● Exercise directions
Leave the pictures out, and retype all of the material exactly as written.

(Stored data)
## START
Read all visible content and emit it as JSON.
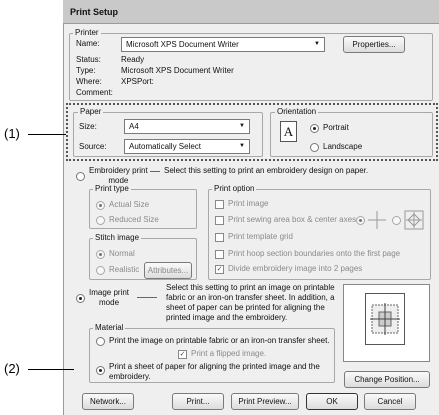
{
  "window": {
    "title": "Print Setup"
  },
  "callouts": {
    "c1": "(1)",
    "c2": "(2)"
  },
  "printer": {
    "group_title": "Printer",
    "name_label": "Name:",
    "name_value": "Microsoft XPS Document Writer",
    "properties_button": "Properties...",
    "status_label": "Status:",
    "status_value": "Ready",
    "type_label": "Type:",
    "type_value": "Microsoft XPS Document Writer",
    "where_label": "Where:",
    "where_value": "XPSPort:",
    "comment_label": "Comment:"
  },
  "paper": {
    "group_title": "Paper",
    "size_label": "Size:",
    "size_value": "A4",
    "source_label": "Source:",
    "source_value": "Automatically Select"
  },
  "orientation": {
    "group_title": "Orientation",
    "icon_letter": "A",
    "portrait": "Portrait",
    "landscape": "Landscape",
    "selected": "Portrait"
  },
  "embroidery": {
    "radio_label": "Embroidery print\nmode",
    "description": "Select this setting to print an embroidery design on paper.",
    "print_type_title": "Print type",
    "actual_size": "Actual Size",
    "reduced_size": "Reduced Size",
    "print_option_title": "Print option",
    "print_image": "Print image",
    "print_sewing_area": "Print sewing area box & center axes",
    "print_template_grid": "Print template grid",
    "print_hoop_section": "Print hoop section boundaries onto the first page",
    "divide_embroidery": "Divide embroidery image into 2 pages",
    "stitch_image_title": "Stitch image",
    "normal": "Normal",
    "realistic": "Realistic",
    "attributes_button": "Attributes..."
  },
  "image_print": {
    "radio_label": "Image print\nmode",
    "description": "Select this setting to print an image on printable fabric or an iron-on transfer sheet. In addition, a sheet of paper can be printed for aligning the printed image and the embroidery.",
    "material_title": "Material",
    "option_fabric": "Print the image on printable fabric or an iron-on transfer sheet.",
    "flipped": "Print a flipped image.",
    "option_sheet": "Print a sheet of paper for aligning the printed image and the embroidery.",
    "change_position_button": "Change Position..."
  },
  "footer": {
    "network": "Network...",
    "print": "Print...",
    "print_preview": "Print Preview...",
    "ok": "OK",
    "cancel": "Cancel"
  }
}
## END
● Reply
Read all visible content and emit it as JSON.
{
  "window": {
    "title": "Print Setup"
  },
  "callouts": {
    "c1": "(1)",
    "c2": "(2)"
  },
  "printer": {
    "group_title": "Printer",
    "name_label": "Name:",
    "name_value": "Microsoft XPS Document Writer",
    "properties_button": "Properties...",
    "status_label": "Status:",
    "status_value": "Ready",
    "type_label": "Type:",
    "type_value": "Microsoft XPS Document Writer",
    "where_label": "Where:",
    "where_value": "XPSPort:",
    "comment_label": "Comment:"
  },
  "paper": {
    "group_title": "Paper",
    "size_label": "Size:",
    "size_value": "A4",
    "source_label": "Source:",
    "source_value": "Automatically Select"
  },
  "orientation": {
    "group_title": "Orientation",
    "icon_letter": "A",
    "portrait": "Portrait",
    "landscape": "Landscape",
    "selected": "Portrait"
  },
  "embroidery": {
    "radio_label": "Embroidery print\nmode",
    "description": "Select this setting to print an embroidery design on paper.",
    "print_type_title": "Print type",
    "actual_size": "Actual Size",
    "reduced_size": "Reduced Size",
    "print_option_title": "Print option",
    "print_image": "Print image",
    "print_sewing_area": "Print sewing area box & center axes",
    "print_template_grid": "Print template grid",
    "print_hoop_section": "Print hoop section boundaries onto the first page",
    "divide_embroidery": "Divide embroidery image into 2 pages",
    "stitch_image_title": "Stitch image",
    "normal": "Normal",
    "realistic": "Realistic",
    "attributes_button": "Attributes..."
  },
  "image_print": {
    "radio_label": "Image print\nmode",
    "description": "Select this setting to print an image on printable fabric or an iron-on transfer sheet. In addition, a sheet of paper can be printed for aligning the printed image and the embroidery.",
    "material_title": "Material",
    "option_fabric": "Print the image on printable fabric or an iron-on transfer sheet.",
    "flipped": "Print a flipped image.",
    "option_sheet": "Print a sheet of paper for aligning the printed image and the embroidery.",
    "change_position_button": "Change Position..."
  },
  "footer": {
    "network": "Network...",
    "print": "Print...",
    "print_preview": "Print Preview...",
    "ok": "OK",
    "cancel": "Cancel"
  }
}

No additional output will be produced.